### Goal
Word for word, transcribe the lines below and drop the pictures.

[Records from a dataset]
--------------------------------------------------

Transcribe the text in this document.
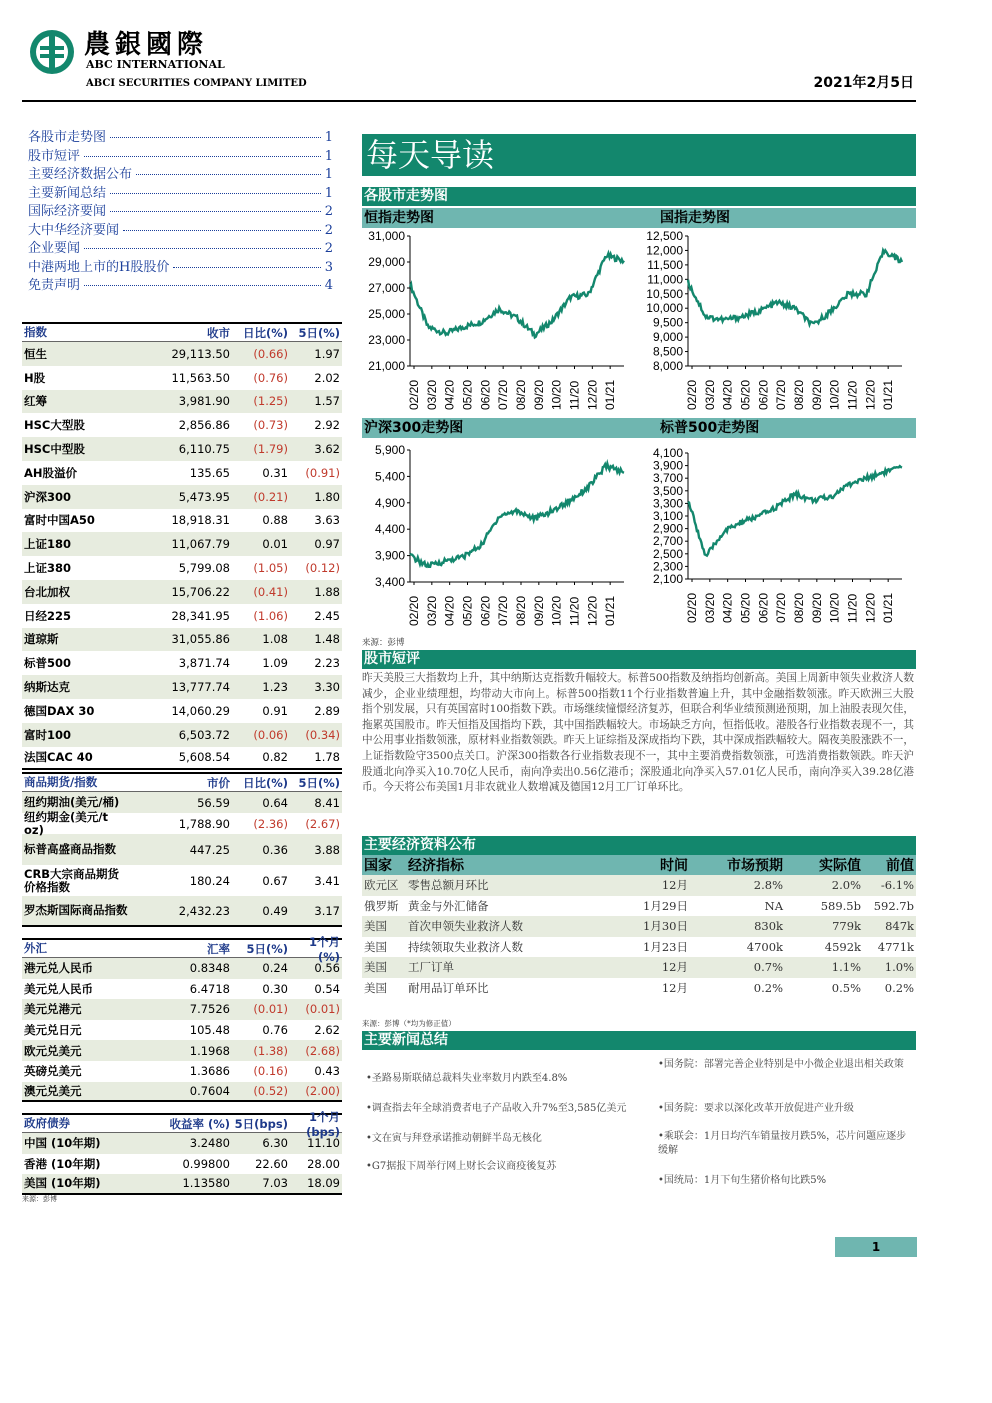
農銀國際
ABC INTERNATIONAL
ABCI SECURITIES COMPANY LIMITED	2021年2月5日
各股市走势图	1
股市短评	1
主要经济数据公布	1
主要新闻总结	1
国际经济要闻	2
大中华经济要闻	2
企业要闻	2
中港两地上市的H股股价	3
免责声明	4
指数	收市	日比(%) 5日(%)
恒生	29,113.50	(0.66)	1.97
H股	11,563.50	(0.76)	2.02
红筹	3,981.90	(1.25)	1.57
HSC大型股	2,856.86	(0.73)	2.92
HSC中型股	6,110.75	(1.79)	3.62
AH股溢价	135.65	0.31	(0.91)
沪深300	5,473.95	(0.21)	1.80
富时中国A50	18,918.31	0.88	3.63
上证180	11,067.79	0.01	0.97
上证380	5,799.08	(1.05)	(0.12)
台北加权	15,706.22	(0.41)	1.88
日经225	28,341.95	(1.06)	2.45
道琼斯	31,055.86	1.08	1.48
标普500	3,871.74	1.09	2.23
纳斯达克	13,777.74	1.23	3.30
德国DAX 30	14,060.29	0.91	2.89
富时100	6,503.72	(0.06)	(0.34)
法国CAC 40	5,608.54	0.82	1.78
商品期货/指数	市价	日比(%) 5日(%)
纽约期油(美元/桶)	56.59	0.64	8.41
纽约期金(美元/t oz)	1,788.90	(2.36)	(2.67)
标普高盛商品指数	447.25	0.36	3.88
CRB大宗商品期货价格指数	180.24	0.67	3.41
罗杰斯国际商品指数	2,432.23	0.49	3.17
外汇	汇率	5日(%)	1个月(%)
港元兑人民币	0.8348	0.24	0.56
美元兑人民币	6.4718	0.30	0.54
美元兑港元	7.7526	(0.01)	(0.01)
美元兑日元	105.48	0.76	2.62
欧元兑美元	1.1968	(1.38)	(2.68)
英磅兑美元	1.3686	(0.16)	0.43
澳元兑美元	0.7604	(0.52)	(2.00)
政府债券	收益率 (%) 5日(bps)	1个月(bps)
中国 (10年期)	3.2480	6.30	11.10
香港 (10年期)	0.99800	22.60	28.00
美国 (10年期)	1.13580	7.03	18.09
来源：彭博
每天导读
各股市走势图
恒指走势图	国指走势图
沪深300走势图	标普500走势图
31,000
29,000
27,000
25,000
23,000
21,000
02/20 03/20 04/20 05/20 06/20 07/20 08/20 09/20 10/20 11/20 12/20 01/21
12,500
12,000
11,500
11,000
10,500
10,000
9,500
9,000
8,500
8,000
02/20 03/20 04/20 05/20 06/20 07/20 08/20 09/20 10/20 11/20 12/20 01/21
5,900
5,400
4,900
4,400
3,900
3,400
02/20 03/20 04/20 05/20 06/20 07/20 08/20 09/20 10/20 11/20 12/20 01/21
4,100
3,900
3,700
3,500
3,300
3,100
2,900
2,700
2,500
2,300
2,100
02/20 03/20 04/20 05/20 06/20 07/20 08/20 09/20 10/20 11/20 12/20 01/21
来源：彭博
股市短评
昨天美股三大指数均上升，其中纳斯达克指数升幅较大。标普500指数及纳指均创新高。美国上周新申领失业救济人数减少，企业业绩理想，均带动大市向上。标普500指数11个行业指数普遍上升，其中金融指数领涨。昨天欧洲三大股指个别发展，只有英国富时100指数下跌。市场继续憧憬经济复苏，但联合利华业绩预测逊预期，加上油股表现欠佳，拖累英国股市。昨天恒指及国指均下跌，其中国指跌幅较大。市场缺乏方向，恒指低收。港股各行业指数表现不一，其中公用事业指数领涨，原材料业指数领跌。昨天上证综指及深成指均下跌，其中深成指跌幅较大。隔夜美股涨跌不一，上证指数险守3500点关口。沪深300指数各行业指数表现不一，其中主要消费指数领涨，可选消费指数领跌。昨天沪股通北向净买入10.70亿人民币，南向净卖出0.56亿港币；深股通北向净买入57.01亿人民币，南向净买入39.28亿港币。今天将公布美国1月非农就业人数增减及德国12月工厂订单环比。
主要经济资料公布
国家	经济指标	时间	市场预期	实际值	前值
欧元区 零售总额月环比	12月	2.8%	2.0%	-6.1%
俄罗斯 黄金与外汇储备	1月29日	NA	589.5b	592.7b
美国	首次申领失业救济人数	1月30日	830k	779k	847k
美国	持续领取失业救济人数	1月23日	4700k	4592k	4771k
美国	工厂订单	12月	0.7%	1.1%	1.0%
美国	耐用品订单环比	12月	0.2%	0.5%	0.2%
来源：彭博（*均为修正值）
主要新闻总结
•圣路易斯联储总裁料失业率数月内跌至4.8%
•调查指去年全球消费者电子产品收入升7%至3,585亿美元
•文在寅与拜登承诺推动朝鲜半岛无核化
•G7据报下周举行网上财长会议商疫後复苏
•国务院：部署完善企业特别是中小微企业退出相关政策
•国务院：要求以深化改革开放促进产业升级
•乘联会：1月日均汽车销量按月跌5%，芯片问题应逐步缓解
•国统局：1月下旬生猪价格旬比跌5%
1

--------------------------------------------------

### Task response
Transcribe the text in this document.
農銀國際
ABC INTERNATIONAL
ABCI SECURITIES COMPANY LIMITED	2021年2月5日
各股市走势图	1
股市短评	1
主要经济数据公布	1
主要新闻总结	1
国际经济要闻	2
大中华经济要闻	2
企业要闻	2
中港两地上市的H股股价	3
免责声明	4
指数	收市	日比(%) 5日(%)
恒生	29,113.50	(0.66)	1.97
H股	11,563.50	(0.76)	2.02
红筹	3,981.90	(1.25)	1.57
HSC大型股	2,856.86	(0.73)	2.92
HSC中型股	6,110.75	(1.79)	3.62
AH股溢价	135.65	0.31	(0.91)
沪深300	5,473.95	(0.21)	1.80
富时中国A50	18,918.31	0.88	3.63
上证180	11,067.79	0.01	0.97
上证380	5,799.08	(1.05)	(0.12)
台北加权	15,706.22	(0.41)	1.88
日经225	28,341.95	(1.06)	2.45
道琼斯	31,055.86	1.08	1.48
标普500	3,871.74	1.09	2.23
纳斯达克	13,777.74	1.23	3.30
德国DAX 30	14,060.29	0.91	2.89
富时100	6,503.72	(0.06)	(0.34)
法国CAC 40	5,608.54	0.82	1.78
商品期货/指数	市价	日比(%) 5日(%)
纽约期油(美元/桶)	56.59	0.64	8.41
纽约期金(美元/t oz)	1,788.90	(2.36)	(2.67)
标普高盛商品指数	447.25	0.36	3.88
CRB大宗商品期货价格指数	180.24	0.67	3.41
罗杰斯国际商品指数	2,432.23	0.49	3.17
外汇	汇率	5日(%)	1个月(%)
港元兑人民币	0.8348	0.24	0.56
美元兑人民币	6.4718	0.30	0.54
美元兑港元	7.7526	(0.01)	(0.01)
美元兑日元	105.48	0.76	2.62
欧元兑美元	1.1968	(1.38)	(2.68)
英磅兑美元	1.3686	(0.16)	0.43
澳元兑美元	0.7604	(0.52)	(2.00)
政府债券	收益率 (%) 5日(bps)	1个月(bps)
中国 (10年期)	3.2480	6.30	11.10
香港 (10年期)	0.99800	22.60	28.00
美国 (10年期)	1.13580	7.03	18.09
来源：彭博
每天导读
各股市走势图
恒指走势图	国指走势图
沪深300走势图	标普500走势图
31,000
29,000
27,000
25,000
23,000
21,000
02/20 03/20 04/20 05/20 06/20 07/20 08/20 09/20 10/20 11/20 12/20 01/21
12,500
12,000
11,500
11,000
10,500
10,000
9,500
9,000
8,500
8,000
02/20 03/20 04/20 05/20 06/20 07/20 08/20 09/20 10/20 11/20 12/20 01/21
5,900
5,400
4,900
4,400
3,900
3,400
02/20 03/20 04/20 05/20 06/20 07/20 08/20 09/20 10/20 11/20 12/20 01/21
4,100
3,900
3,700
3,500
3,300
3,100
2,900
2,700
2,500
2,300
2,100
02/20 03/20 04/20 05/20 06/20 07/20 08/20 09/20 10/20 11/20 12/20 01/21
来源：彭博
股市短评
昨天美股三大指数均上升，其中纳斯达克指数升幅较大。标普500指数及纳指均创新高。美国上周新申领失业救济人数减少，企业业绩理想，均带动大市向上。标普500指数11个行业指数普遍上升，其中金融指数领涨。昨天欧洲三大股指个别发展，只有英国富时100指数下跌。市场继续憧憬经济复苏，但联合利华业绩预测逊预期，加上油股表现欠佳，拖累英国股市。昨天恒指及国指均下跌，其中国指跌幅较大。市场缺乏方向，恒指低收。港股各行业指数表现不一，其中公用事业指数领涨，原材料业指数领跌。昨天上证综指及深成指均下跌，其中深成指跌幅较大。隔夜美股涨跌不一，上证指数险守3500点关口。沪深300指数各行业指数表现不一，其中主要消费指数领涨，可选消费指数领跌。昨天沪股通北向净买入10.70亿人民币，南向净卖出0.56亿港币；深股通北向净买入57.01亿人民币，南向净买入39.28亿港币。今天将公布美国1月非农就业人数增减及德国12月工厂订单环比。
主要经济资料公布
国家	经济指标	时间	市场预期	实际值	前值
欧元区 零售总额月环比	12月	2.8%	2.0%	-6.1%
俄罗斯 黄金与外汇储备	1月29日	NA	589.5b	592.7b
美国	首次申领失业救济人数	1月30日	830k	779k	847k
美国	持续领取失业救济人数	1月23日	4700k	4592k	4771k
美国	工厂订单	12月	0.7%	1.1%	1.0%
美国	耐用品订单环比	12月	0.2%	0.5%	0.2%
来源：彭博（*均为修正值）
主要新闻总结
•圣路易斯联储总裁料失业率数月内跌至4.8%
•调查指去年全球消费者电子产品收入升7%至3,585亿美元
•文在寅与拜登承诺推动朝鲜半岛无核化
•G7据报下周举行网上财长会议商疫後复苏
•国务院：部署完善企业特别是中小微企业退出相关政策
•国务院：要求以深化改革开放促进产业升级
•乘联会：1月日均汽车销量按月跌5%，芯片问题应逐步缓解
•国统局：1月下旬生猪价格旬比跌5%
1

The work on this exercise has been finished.